→ **The data**
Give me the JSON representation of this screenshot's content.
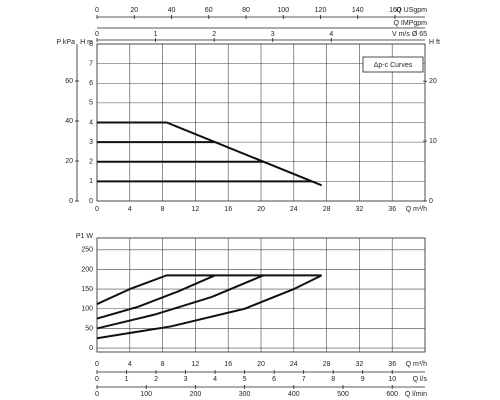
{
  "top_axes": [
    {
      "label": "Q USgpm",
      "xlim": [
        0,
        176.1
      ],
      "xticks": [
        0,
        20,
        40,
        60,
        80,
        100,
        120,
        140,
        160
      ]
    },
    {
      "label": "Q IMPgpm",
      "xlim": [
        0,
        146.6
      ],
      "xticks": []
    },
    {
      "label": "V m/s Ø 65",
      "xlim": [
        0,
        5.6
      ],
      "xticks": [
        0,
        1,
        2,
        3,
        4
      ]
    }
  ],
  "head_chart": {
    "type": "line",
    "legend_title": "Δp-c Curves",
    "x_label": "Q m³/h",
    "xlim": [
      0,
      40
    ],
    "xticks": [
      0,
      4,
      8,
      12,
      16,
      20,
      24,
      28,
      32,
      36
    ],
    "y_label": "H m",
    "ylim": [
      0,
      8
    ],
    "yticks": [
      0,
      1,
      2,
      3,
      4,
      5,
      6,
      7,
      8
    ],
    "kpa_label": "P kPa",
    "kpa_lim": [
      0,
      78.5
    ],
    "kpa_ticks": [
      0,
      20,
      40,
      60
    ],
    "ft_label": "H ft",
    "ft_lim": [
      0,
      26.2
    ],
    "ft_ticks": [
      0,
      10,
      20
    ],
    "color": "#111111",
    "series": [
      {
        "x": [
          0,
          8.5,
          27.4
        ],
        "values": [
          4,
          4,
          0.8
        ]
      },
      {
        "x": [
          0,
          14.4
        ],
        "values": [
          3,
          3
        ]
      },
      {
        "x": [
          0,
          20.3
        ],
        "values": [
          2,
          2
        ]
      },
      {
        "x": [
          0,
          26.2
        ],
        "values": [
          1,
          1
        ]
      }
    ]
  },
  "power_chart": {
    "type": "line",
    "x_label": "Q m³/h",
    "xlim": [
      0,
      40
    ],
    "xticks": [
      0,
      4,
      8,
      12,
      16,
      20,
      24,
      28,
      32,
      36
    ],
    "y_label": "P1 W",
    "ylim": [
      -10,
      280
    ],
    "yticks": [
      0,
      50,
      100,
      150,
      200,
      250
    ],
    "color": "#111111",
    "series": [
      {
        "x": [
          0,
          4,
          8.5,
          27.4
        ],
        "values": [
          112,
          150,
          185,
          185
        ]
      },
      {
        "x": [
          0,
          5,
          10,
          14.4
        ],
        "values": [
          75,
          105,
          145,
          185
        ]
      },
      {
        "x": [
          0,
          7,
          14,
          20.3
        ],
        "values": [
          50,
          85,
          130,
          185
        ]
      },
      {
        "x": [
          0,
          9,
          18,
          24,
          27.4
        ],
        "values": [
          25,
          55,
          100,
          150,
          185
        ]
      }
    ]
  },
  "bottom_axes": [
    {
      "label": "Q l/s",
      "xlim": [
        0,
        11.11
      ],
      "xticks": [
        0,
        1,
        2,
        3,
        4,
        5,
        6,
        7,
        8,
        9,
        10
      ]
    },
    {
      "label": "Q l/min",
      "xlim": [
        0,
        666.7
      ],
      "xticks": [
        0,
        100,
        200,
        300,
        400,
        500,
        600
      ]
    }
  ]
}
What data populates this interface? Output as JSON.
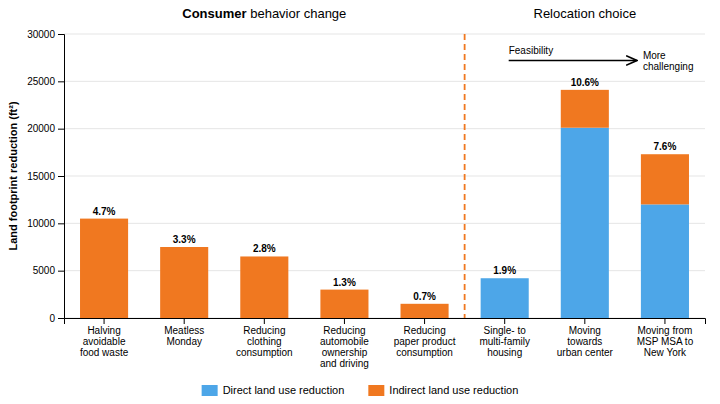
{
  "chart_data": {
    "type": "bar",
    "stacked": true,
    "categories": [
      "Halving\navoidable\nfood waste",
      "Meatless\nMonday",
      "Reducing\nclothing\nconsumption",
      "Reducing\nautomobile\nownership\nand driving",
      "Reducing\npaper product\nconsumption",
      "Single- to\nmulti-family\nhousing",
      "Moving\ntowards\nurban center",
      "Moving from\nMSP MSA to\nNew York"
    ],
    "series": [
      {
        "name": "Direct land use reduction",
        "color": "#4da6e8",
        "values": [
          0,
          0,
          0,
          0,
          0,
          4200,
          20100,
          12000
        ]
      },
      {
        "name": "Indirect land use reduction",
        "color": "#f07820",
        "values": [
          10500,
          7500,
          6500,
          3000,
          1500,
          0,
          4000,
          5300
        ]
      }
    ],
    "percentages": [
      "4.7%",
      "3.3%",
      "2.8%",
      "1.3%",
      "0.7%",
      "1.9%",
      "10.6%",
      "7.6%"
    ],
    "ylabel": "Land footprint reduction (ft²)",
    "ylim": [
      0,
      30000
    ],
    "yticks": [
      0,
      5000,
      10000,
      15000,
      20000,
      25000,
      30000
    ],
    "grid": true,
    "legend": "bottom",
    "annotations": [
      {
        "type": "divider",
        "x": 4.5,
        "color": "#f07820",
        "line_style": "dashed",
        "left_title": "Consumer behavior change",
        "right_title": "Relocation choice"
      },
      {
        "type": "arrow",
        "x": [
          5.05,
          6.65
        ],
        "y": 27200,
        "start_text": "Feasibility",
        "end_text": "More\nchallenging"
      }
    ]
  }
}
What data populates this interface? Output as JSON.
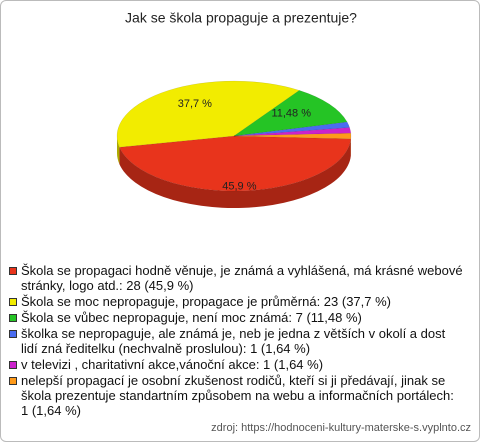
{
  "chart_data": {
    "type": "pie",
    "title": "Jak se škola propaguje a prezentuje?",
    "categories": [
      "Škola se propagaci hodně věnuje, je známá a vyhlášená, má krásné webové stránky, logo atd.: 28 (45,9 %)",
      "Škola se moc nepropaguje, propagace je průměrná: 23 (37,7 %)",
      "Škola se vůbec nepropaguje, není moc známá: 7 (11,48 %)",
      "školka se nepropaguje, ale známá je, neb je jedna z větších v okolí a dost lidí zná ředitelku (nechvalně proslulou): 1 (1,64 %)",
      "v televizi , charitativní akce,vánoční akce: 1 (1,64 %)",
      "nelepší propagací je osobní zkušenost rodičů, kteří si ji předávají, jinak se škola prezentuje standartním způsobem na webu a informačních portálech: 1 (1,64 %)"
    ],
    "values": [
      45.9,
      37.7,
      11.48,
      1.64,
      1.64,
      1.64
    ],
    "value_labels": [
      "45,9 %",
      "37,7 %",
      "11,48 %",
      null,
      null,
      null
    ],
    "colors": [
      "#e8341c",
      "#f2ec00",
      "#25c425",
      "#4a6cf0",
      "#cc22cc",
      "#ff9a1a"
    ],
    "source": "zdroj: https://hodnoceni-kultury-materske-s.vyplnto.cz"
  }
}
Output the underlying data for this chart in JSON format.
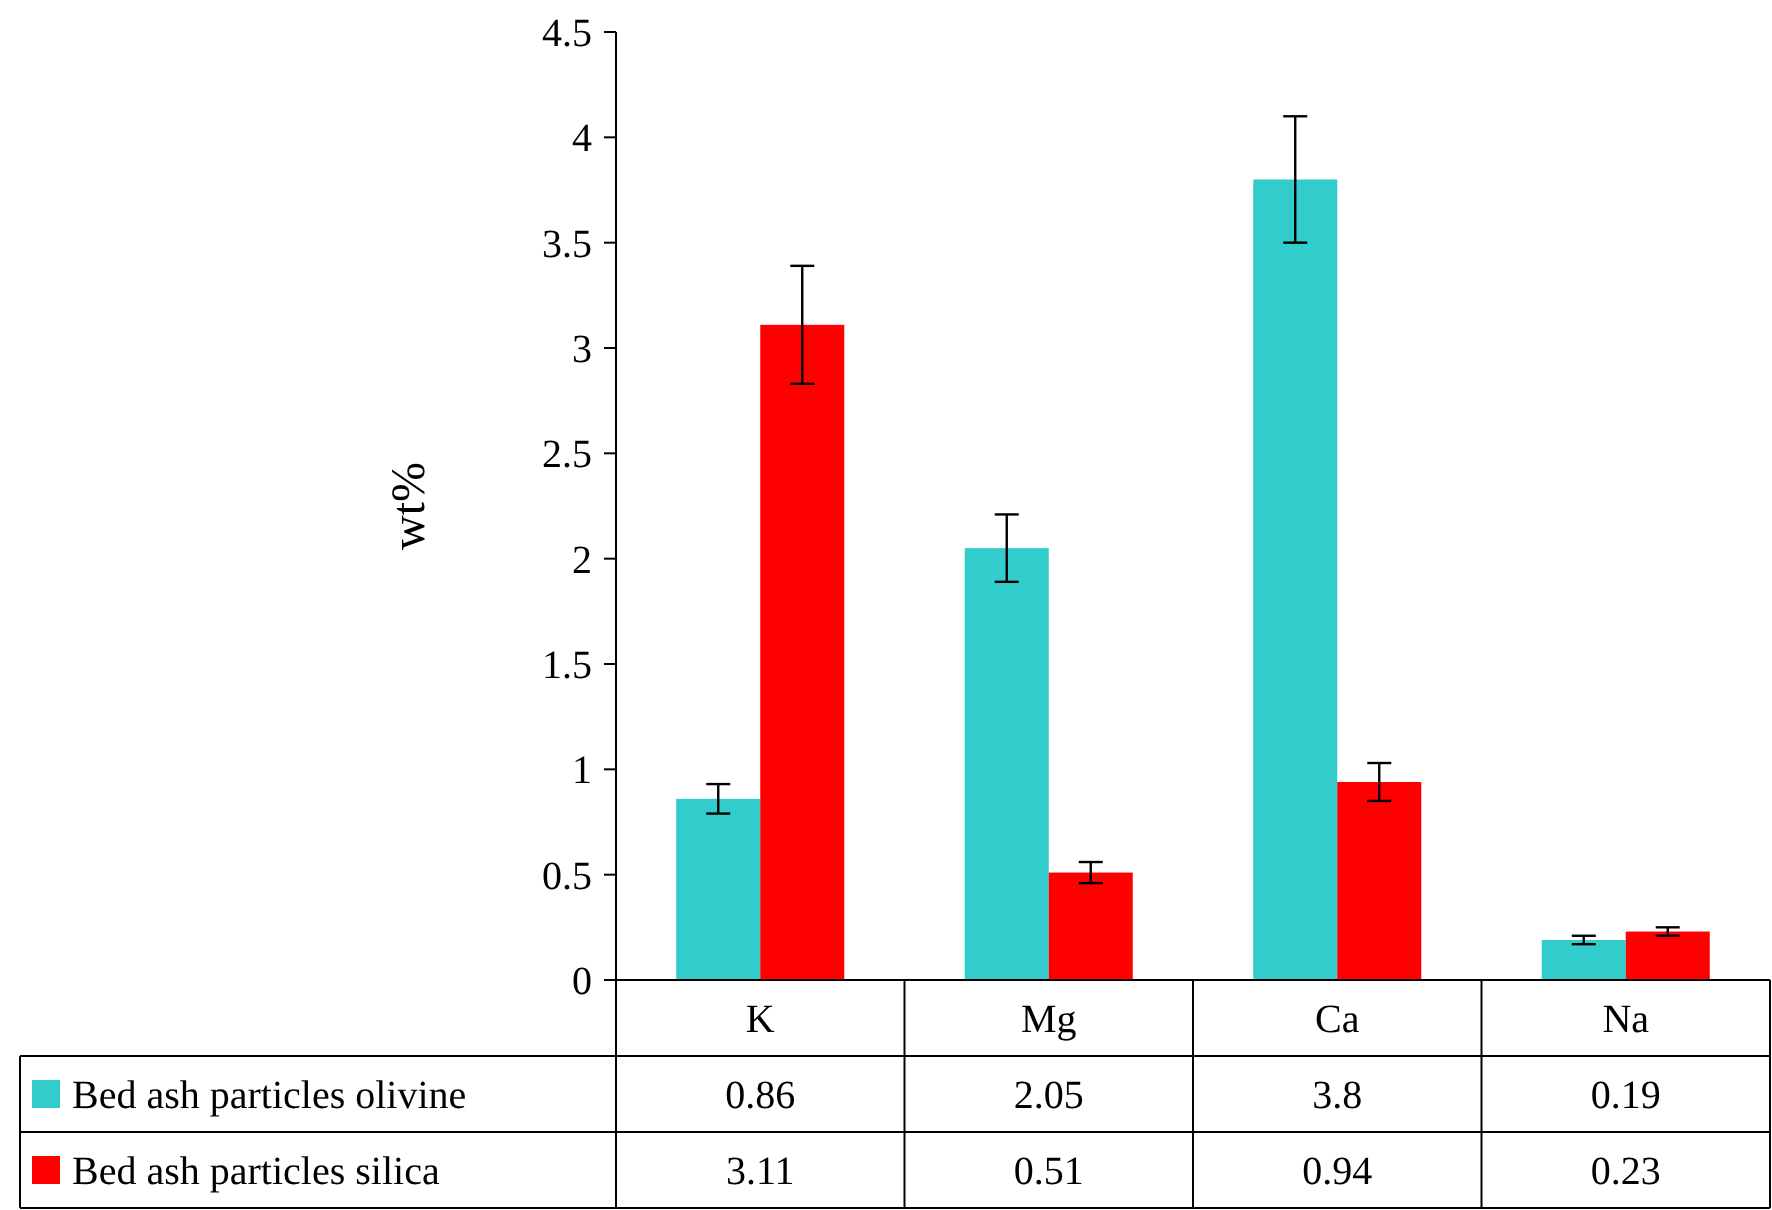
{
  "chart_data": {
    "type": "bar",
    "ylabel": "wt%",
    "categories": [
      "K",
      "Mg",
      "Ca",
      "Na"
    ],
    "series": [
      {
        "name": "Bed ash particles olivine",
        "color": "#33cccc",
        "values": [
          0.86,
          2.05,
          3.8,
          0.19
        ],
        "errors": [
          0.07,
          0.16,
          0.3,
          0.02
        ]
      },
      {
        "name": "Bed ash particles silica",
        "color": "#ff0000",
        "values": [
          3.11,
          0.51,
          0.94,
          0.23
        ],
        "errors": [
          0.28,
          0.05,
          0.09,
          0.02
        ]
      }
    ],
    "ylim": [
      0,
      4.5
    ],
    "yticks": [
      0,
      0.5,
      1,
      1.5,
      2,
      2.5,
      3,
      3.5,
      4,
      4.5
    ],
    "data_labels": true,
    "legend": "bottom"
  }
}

→ **What you will do**
Reproduce every line of the material precisely, omitting its pictures.

→ **Answer to the task**
Give me the JSON representation of this screenshot's content.
{
  "top_axes": [
    {
      "label": "Q USgpm",
      "xlim": [
        0,
        176.1
      ],
      "xticks": [
        0,
        20,
        40,
        60,
        80,
        100,
        120,
        140,
        160
      ]
    },
    {
      "label": "Q IMPgpm",
      "xlim": [
        0,
        146.6
      ],
      "xticks": []
    },
    {
      "label": "V m/s Ø 65",
      "xlim": [
        0,
        5.6
      ],
      "xticks": [
        0,
        1,
        2,
        3,
        4
      ]
    }
  ],
  "head_chart": {
    "type": "line",
    "legend_title": "Δp-c Curves",
    "x_label": "Q m³/h",
    "xlim": [
      0,
      40
    ],
    "xticks": [
      0,
      4,
      8,
      12,
      16,
      20,
      24,
      28,
      32,
      36
    ],
    "y_label": "H m",
    "ylim": [
      0,
      8
    ],
    "yticks": [
      0,
      1,
      2,
      3,
      4,
      5,
      6,
      7,
      8
    ],
    "kpa_label": "P kPa",
    "kpa_lim": [
      0,
      78.5
    ],
    "kpa_ticks": [
      0,
      20,
      40,
      60
    ],
    "ft_label": "H ft",
    "ft_lim": [
      0,
      26.2
    ],
    "ft_ticks": [
      0,
      10,
      20
    ],
    "color": "#111111",
    "series": [
      {
        "x": [
          0,
          8.5,
          27.4
        ],
        "values": [
          4,
          4,
          0.8
        ]
      },
      {
        "x": [
          0,
          14.4
        ],
        "values": [
          3,
          3
        ]
      },
      {
        "x": [
          0,
          20.3
        ],
        "values": [
          2,
          2
        ]
      },
      {
        "x": [
          0,
          26.2
        ],
        "values": [
          1,
          1
        ]
      }
    ]
  },
  "power_chart": {
    "type": "line",
    "x_label": "Q m³/h",
    "xlim": [
      0,
      40
    ],
    "xticks": [
      0,
      4,
      8,
      12,
      16,
      20,
      24,
      28,
      32,
      36
    ],
    "y_label": "P1 W",
    "ylim": [
      -10,
      280
    ],
    "yticks": [
      0,
      50,
      100,
      150,
      200,
      250
    ],
    "color": "#111111",
    "series": [
      {
        "x": [
          0,
          4,
          8.5,
          27.4
        ],
        "values": [
          112,
          150,
          185,
          185
        ]
      },
      {
        "x": [
          0,
          5,
          10,
          14.4
        ],
        "values": [
          75,
          105,
          145,
          185
        ]
      },
      {
        "x": [
          0,
          7,
          14,
          20.3
        ],
        "values": [
          50,
          85,
          130,
          185
        ]
      },
      {
        "x": [
          0,
          9,
          18,
          24,
          27.4
        ],
        "values": [
          25,
          55,
          100,
          150,
          185
        ]
      }
    ]
  },
  "bottom_axes": [
    {
      "label": "Q l/s",
      "xlim": [
        0,
        11.11
      ],
      "xticks": [
        0,
        1,
        2,
        3,
        4,
        5,
        6,
        7,
        8,
        9,
        10
      ]
    },
    {
      "label": "Q l/min",
      "xlim": [
        0,
        666.7
      ],
      "xticks": [
        0,
        100,
        200,
        300,
        400,
        500,
        600
      ]
    }
  ]
}
What data populates this interface? Output as JSON.
{
  "chart_data": {
    "type": "bar",
    "stacked": true,
    "categories": [
      "Halving\navoidable\nfood waste",
      "Meatless\nMonday",
      "Reducing\nclothing\nconsumption",
      "Reducing\nautomobile\nownership\nand driving",
      "Reducing\npaper product\nconsumption",
      "Single- to\nmulti-family\nhousing",
      "Moving\ntowards\nurban center",
      "Moving from\nMSP MSA to\nNew York"
    ],
    "series": [
      {
        "name": "Direct land use reduction",
        "color": "#4da6e8",
        "values": [
          0,
          0,
          0,
          0,
          0,
          4200,
          20100,
          12000
        ]
      },
      {
        "name": "Indirect land use reduction",
        "color": "#f07820",
        "values": [
          10500,
          7500,
          6500,
          3000,
          1500,
          0,
          4000,
          5300
        ]
      }
    ],
    "percentages": [
      "4.7%",
      "3.3%",
      "2.8%",
      "1.3%",
      "0.7%",
      "1.9%",
      "10.6%",
      "7.6%"
    ],
    "ylabel": "Land footprint reduction (ft²)",
    "ylim": [
      0,
      30000
    ],
    "yticks": [
      0,
      5000,
      10000,
      15000,
      20000,
      25000,
      30000
    ],
    "grid": true,
    "legend": "bottom",
    "annotations": [
      {
        "type": "divider",
        "x": 4.5,
        "color": "#f07820",
        "line_style": "dashed",
        "left_title": "Consumer behavior change",
        "right_title": "Relocation choice"
      },
      {
        "type": "arrow",
        "x": [
          5.05,
          6.65
        ],
        "y": 27200,
        "start_text": "Feasibility",
        "end_text": "More\nchallenging"
      }
    ]
  }
}
What data populates this interface? Output as JSON.
{
  "chart_data": {
    "type": "pie",
    "title": "Jak se škola propaguje a prezentuje?",
    "categories": [
      "Škola se propagaci hodně věnuje, je známá a vyhlášená, má krásné webové stránky, logo atd.: 28 (45,9 %)",
      "Škola se moc nepropaguje, propagace je průměrná: 23 (37,7 %)",
      "Škola se vůbec nepropaguje, není moc známá: 7 (11,48 %)",
      "školka se nepropaguje, ale známá je, neb je jedna z větších v okolí a dost lidí zná ředitelku (nechvalně proslulou): 1 (1,64 %)",
      "v televizi , charitativní akce,vánoční akce: 1 (1,64 %)",
      "nelepší propagací je osobní zkušenost rodičů, kteří si ji předávají, jinak se škola prezentuje standartním způsobem na webu a informačních portálech: 1 (1,64 %)"
    ],
    "values": [
      45.9,
      37.7,
      11.48,
      1.64,
      1.64,
      1.64
    ],
    "value_labels": [
      "45,9 %",
      "37,7 %",
      "11,48 %",
      null,
      null,
      null
    ],
    "colors": [
      "#e8341c",
      "#f2ec00",
      "#25c425",
      "#4a6cf0",
      "#cc22cc",
      "#ff9a1a"
    ],
    "source": "zdroj: https://hodnoceni-kultury-materske-s.vyplnto.cz"
  }
}
Output the underlying data for this chart in JSON format.
{
  "chart_data": {
    "type": "bar",
    "ylabel": "wt%",
    "categories": [
      "K",
      "Mg",
      "Ca",
      "Na"
    ],
    "series": [
      {
        "name": "Bed ash particles olivine",
        "color": "#33cccc",
        "values": [
          0.86,
          2.05,
          3.8,
          0.19
        ],
        "errors": [
          0.07,
          0.16,
          0.3,
          0.02
        ]
      },
      {
        "name": "Bed ash particles silica",
        "color": "#ff0000",
        "values": [
          3.11,
          0.51,
          0.94,
          0.23
        ],
        "errors": [
          0.28,
          0.05,
          0.09,
          0.02
        ]
      }
    ],
    "ylim": [
      0,
      4.5
    ],
    "yticks": [
      0,
      0.5,
      1,
      1.5,
      2,
      2.5,
      3,
      3.5,
      4,
      4.5
    ],
    "data_labels": true,
    "legend": "bottom"
  }
}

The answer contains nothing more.